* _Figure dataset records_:
------------

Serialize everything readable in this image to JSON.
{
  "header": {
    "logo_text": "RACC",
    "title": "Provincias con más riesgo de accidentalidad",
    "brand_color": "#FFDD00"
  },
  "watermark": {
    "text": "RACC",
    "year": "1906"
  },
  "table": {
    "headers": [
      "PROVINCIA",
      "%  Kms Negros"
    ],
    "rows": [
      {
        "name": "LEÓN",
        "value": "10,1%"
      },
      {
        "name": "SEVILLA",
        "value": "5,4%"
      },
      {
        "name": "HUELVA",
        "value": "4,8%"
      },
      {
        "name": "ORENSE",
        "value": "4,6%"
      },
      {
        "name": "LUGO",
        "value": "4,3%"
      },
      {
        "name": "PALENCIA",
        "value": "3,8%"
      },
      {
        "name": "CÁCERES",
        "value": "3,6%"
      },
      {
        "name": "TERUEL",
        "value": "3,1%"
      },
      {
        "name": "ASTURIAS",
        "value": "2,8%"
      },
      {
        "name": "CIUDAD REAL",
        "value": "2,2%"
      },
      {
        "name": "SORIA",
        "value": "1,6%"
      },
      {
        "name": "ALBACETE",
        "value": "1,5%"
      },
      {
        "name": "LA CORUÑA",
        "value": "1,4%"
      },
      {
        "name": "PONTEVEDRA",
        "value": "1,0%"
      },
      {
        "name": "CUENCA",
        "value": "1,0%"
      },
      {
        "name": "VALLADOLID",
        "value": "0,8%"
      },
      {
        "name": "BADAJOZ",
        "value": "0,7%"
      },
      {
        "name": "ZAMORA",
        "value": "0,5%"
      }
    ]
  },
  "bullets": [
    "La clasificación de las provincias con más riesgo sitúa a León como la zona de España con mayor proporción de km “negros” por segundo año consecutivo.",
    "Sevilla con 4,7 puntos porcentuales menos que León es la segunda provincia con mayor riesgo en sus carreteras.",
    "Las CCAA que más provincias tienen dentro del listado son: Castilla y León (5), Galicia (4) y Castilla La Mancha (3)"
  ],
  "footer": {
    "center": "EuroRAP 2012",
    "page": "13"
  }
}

------------

Return all lines containing "riesgo".

* _COMPLETED EXERCISE_:
    "title": "Provincias con más riesgo de accidentalidad",
    "La clasificación de las provincias con más riesgo sitúa a León como la zona de España con mayor proporción de km “negros” por segundo año consecutivo.",
    "Sevilla con 4,7 puntos porcentuales menos que León es la segunda provincia con mayor riesgo en sus carreteras.",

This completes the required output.